:: EXTRACTED RECORDS ::
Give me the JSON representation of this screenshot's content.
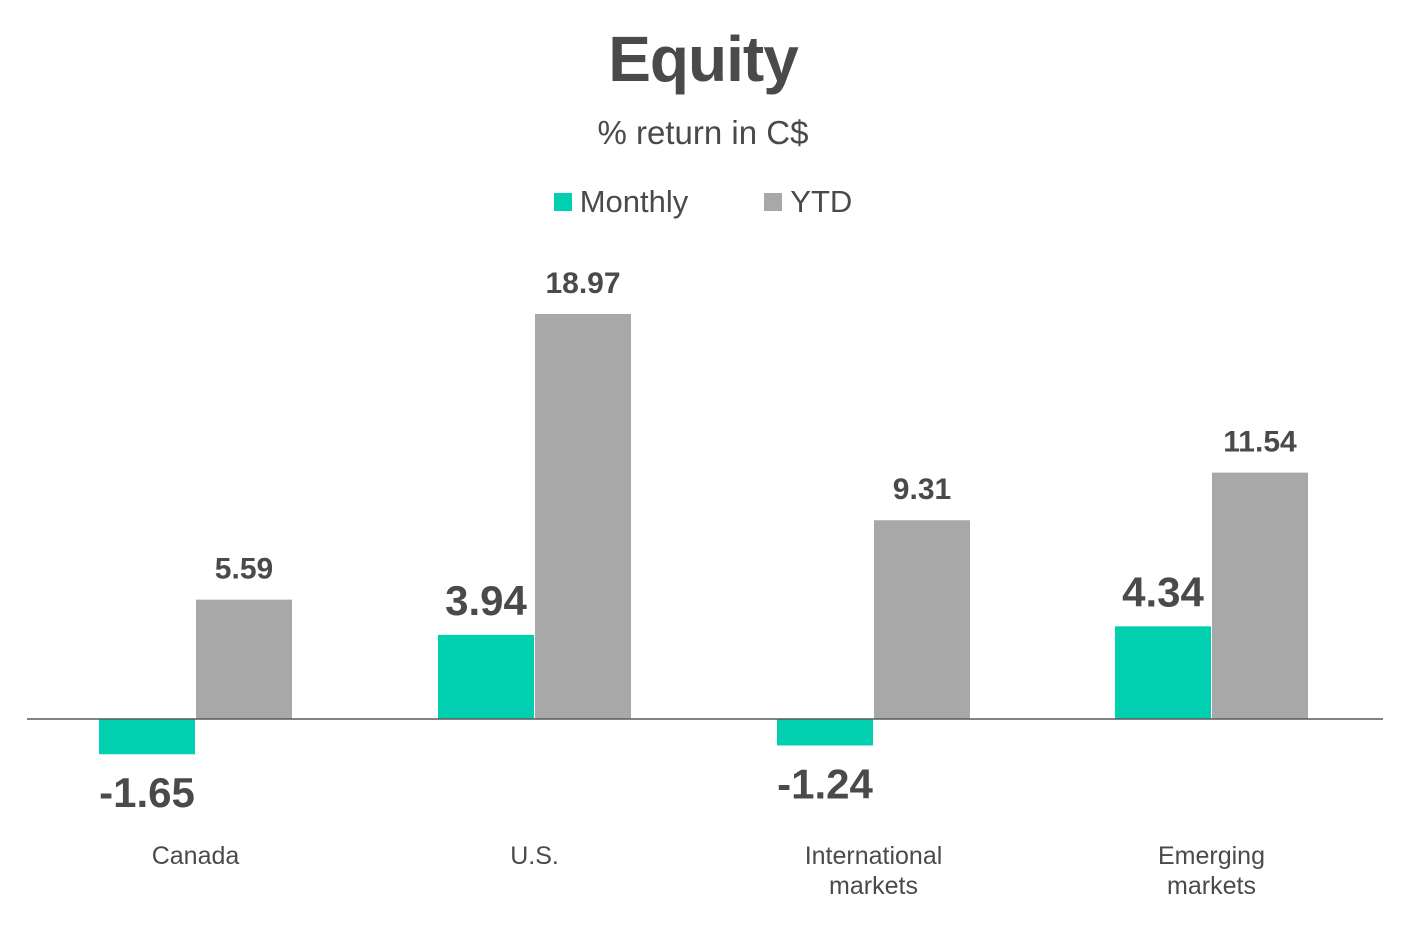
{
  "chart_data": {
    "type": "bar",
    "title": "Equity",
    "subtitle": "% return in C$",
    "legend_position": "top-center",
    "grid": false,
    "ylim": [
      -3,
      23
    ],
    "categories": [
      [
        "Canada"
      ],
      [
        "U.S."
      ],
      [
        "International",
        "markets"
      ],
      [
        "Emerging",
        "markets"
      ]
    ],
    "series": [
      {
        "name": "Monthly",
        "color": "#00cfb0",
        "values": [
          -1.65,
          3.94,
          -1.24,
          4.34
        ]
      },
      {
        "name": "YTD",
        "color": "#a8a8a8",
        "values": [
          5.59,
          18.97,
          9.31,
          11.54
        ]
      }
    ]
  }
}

:: WHAT YOU WILL DO ::
Retype all of the entries exactly as written, leaving out any images.

:: EXERCISE RESULT ::
Give me the JSON representation of this screenshot's content.
{
  "chart_data": {
    "type": "bar",
    "title": "Equity",
    "subtitle": "% return in C$",
    "legend_position": "top-center",
    "grid": false,
    "ylim": [
      -3,
      23
    ],
    "categories": [
      [
        "Canada"
      ],
      [
        "U.S."
      ],
      [
        "International",
        "markets"
      ],
      [
        "Emerging",
        "markets"
      ]
    ],
    "series": [
      {
        "name": "Monthly",
        "color": "#00cfb0",
        "values": [
          -1.65,
          3.94,
          -1.24,
          4.34
        ]
      },
      {
        "name": "YTD",
        "color": "#a8a8a8",
        "values": [
          5.59,
          18.97,
          9.31,
          11.54
        ]
      }
    ]
  }
}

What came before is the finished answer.